Set problem: Print out the material that follows word for word.

Task material:
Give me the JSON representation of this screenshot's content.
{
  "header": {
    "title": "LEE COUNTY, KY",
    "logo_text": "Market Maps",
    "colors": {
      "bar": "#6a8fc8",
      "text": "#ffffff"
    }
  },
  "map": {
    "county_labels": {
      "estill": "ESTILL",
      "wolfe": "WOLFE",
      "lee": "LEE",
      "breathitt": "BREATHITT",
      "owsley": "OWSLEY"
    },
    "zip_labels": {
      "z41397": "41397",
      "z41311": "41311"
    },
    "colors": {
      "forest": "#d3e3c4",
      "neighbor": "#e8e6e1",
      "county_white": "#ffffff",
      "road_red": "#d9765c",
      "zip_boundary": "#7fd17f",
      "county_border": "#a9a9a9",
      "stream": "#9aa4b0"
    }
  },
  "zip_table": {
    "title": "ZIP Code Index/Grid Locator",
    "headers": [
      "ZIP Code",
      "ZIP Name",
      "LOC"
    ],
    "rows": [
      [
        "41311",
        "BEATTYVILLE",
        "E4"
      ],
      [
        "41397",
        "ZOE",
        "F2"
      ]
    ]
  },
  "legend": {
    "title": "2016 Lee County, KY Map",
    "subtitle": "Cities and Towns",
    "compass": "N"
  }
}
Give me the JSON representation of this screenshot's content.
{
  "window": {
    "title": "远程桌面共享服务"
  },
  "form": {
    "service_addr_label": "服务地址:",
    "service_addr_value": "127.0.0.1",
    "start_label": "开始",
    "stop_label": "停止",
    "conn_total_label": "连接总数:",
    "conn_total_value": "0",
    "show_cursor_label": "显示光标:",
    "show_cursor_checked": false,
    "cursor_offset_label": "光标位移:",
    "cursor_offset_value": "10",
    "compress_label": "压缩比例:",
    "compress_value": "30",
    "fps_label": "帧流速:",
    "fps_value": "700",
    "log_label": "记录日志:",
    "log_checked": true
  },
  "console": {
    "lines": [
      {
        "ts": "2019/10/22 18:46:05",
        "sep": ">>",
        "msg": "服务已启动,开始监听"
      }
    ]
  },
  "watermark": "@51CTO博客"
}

Answer in full:
Give me the JSON representation of this screenshot's content.
{
  "header": {
    "title": "LEE COUNTY, KY",
    "logo_text": "Market Maps",
    "colors": {
      "bar": "#6a8fc8",
      "text": "#ffffff"
    }
  },
  "map": {
    "county_labels": {
      "estill": "ESTILL",
      "wolfe": "WOLFE",
      "lee": "LEE",
      "breathitt": "BREATHITT",
      "owsley": "OWSLEY"
    },
    "zip_labels": {
      "z41397": "41397",
      "z41311": "41311"
    },
    "colors": {
      "forest": "#d3e3c4",
      "neighbor": "#e8e6e1",
      "county_white": "#ffffff",
      "road_red": "#d9765c",
      "zip_boundary": "#7fd17f",
      "county_border": "#a9a9a9",
      "stream": "#9aa4b0"
    }
  },
  "zip_table": {
    "title": "ZIP Code Index/Grid Locator",
    "headers": [
      "ZIP Code",
      "ZIP Name",
      "LOC"
    ],
    "rows": [
      [
        "41311",
        "BEATTYVILLE",
        "E4"
      ],
      [
        "41397",
        "ZOE",
        "F2"
      ]
    ]
  },
  "legend": {
    "title": "2016 Lee County, KY Map",
    "subtitle": "Cities and Towns",
    "compass": "N"
  }
}
Give me the JSON representation of this screenshot's content.
{
  "window": {
    "title": "远程桌面共享服务"
  },
  "form": {
    "service_addr_label": "服务地址:",
    "service_addr_value": "127.0.0.1",
    "start_label": "开始",
    "stop_label": "停止",
    "conn_total_label": "连接总数:",
    "conn_total_value": "0",
    "show_cursor_label": "显示光标:",
    "show_cursor_checked": false,
    "cursor_offset_label": "光标位移:",
    "cursor_offset_value": "10",
    "compress_label": "压缩比例:",
    "compress_value": "30",
    "fps_label": "帧流速:",
    "fps_value": "700",
    "log_label": "记录日志:",
    "log_checked": true
  },
  "console": {
    "lines": [
      {
        "ts": "2019/10/22 18:46:05",
        "sep": ">>",
        "msg": "服务已启动,开始监听"
      }
    ]
  },
  "watermark": "@51CTO博客"
}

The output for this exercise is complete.